Among the records below, find each line that includes the string "Нина" and copy it.

[Stored data]
____________________
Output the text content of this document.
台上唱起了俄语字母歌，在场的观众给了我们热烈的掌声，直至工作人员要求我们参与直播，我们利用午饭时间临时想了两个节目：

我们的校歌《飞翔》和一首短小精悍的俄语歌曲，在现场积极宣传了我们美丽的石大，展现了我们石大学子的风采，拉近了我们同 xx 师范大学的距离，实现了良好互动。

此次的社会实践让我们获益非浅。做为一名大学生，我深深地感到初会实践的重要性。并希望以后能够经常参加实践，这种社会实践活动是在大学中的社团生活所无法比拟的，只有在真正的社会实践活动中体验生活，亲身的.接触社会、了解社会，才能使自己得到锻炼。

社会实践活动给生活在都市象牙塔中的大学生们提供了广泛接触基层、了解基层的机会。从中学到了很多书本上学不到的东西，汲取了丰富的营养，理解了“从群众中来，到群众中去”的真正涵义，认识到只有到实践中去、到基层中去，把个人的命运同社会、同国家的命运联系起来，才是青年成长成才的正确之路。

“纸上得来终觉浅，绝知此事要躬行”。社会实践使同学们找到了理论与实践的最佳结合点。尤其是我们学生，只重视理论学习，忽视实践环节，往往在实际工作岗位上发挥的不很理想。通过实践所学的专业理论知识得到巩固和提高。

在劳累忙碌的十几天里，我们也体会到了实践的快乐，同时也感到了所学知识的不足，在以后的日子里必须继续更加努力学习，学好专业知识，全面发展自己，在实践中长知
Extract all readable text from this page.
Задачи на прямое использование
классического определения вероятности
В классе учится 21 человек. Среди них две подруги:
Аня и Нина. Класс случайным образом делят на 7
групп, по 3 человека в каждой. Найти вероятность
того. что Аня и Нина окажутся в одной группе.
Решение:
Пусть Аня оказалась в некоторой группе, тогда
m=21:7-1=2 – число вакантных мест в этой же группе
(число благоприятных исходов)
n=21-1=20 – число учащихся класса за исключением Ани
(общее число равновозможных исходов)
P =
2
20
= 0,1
____________________
THE OUTPUT.
Аня и Нина. Класс случайным образом делят на 7
того. что Аня и Нина окажутся в одной группе.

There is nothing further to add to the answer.